→ **SHORT TASK**: Check every line below for the word "this" and copy the ones that have it.
----- RECORDS SHOWN -----
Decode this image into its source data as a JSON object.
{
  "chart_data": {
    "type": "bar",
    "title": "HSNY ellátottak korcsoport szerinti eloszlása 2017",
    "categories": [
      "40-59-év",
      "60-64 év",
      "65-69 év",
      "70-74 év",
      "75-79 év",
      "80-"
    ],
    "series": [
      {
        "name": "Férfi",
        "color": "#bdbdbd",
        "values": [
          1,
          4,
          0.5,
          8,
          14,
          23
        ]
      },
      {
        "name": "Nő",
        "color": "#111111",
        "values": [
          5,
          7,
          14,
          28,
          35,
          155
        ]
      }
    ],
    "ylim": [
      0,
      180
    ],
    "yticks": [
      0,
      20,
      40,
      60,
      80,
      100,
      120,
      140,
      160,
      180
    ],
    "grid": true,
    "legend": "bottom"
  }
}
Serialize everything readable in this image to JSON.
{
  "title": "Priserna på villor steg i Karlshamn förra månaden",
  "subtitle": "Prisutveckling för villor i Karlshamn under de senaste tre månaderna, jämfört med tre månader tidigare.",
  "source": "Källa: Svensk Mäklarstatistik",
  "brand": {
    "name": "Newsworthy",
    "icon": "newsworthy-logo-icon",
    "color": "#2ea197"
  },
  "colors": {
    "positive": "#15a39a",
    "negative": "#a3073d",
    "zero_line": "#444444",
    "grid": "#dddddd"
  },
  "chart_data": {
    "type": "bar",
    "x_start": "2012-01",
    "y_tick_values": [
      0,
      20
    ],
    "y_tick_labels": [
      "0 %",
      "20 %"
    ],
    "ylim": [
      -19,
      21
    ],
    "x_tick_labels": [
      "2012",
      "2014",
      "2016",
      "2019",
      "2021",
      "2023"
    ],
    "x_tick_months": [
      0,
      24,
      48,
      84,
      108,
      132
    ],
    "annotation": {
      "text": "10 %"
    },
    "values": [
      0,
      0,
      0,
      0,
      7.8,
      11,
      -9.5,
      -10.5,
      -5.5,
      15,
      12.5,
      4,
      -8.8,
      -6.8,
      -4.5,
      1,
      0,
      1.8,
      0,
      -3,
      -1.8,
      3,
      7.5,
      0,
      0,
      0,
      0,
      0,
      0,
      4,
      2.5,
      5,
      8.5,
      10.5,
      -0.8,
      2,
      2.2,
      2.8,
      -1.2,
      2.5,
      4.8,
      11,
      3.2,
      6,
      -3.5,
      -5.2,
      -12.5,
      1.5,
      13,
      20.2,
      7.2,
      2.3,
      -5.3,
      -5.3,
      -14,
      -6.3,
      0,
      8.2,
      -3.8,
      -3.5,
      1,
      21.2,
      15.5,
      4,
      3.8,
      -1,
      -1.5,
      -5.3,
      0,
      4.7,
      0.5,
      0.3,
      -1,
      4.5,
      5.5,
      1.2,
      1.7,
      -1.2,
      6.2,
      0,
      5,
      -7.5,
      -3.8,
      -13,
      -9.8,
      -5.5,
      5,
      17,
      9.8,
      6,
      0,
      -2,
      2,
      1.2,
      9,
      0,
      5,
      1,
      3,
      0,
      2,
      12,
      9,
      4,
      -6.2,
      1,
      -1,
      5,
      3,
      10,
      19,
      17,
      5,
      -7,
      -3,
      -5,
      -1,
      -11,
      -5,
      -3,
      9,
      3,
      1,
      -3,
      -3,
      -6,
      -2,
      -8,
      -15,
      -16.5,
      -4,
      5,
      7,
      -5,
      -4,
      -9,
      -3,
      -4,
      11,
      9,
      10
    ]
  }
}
-----
→ **WORKED ANSWER**:
Decode this image into its source data as a JSON object.
Serialize everything readable in this image to JSON.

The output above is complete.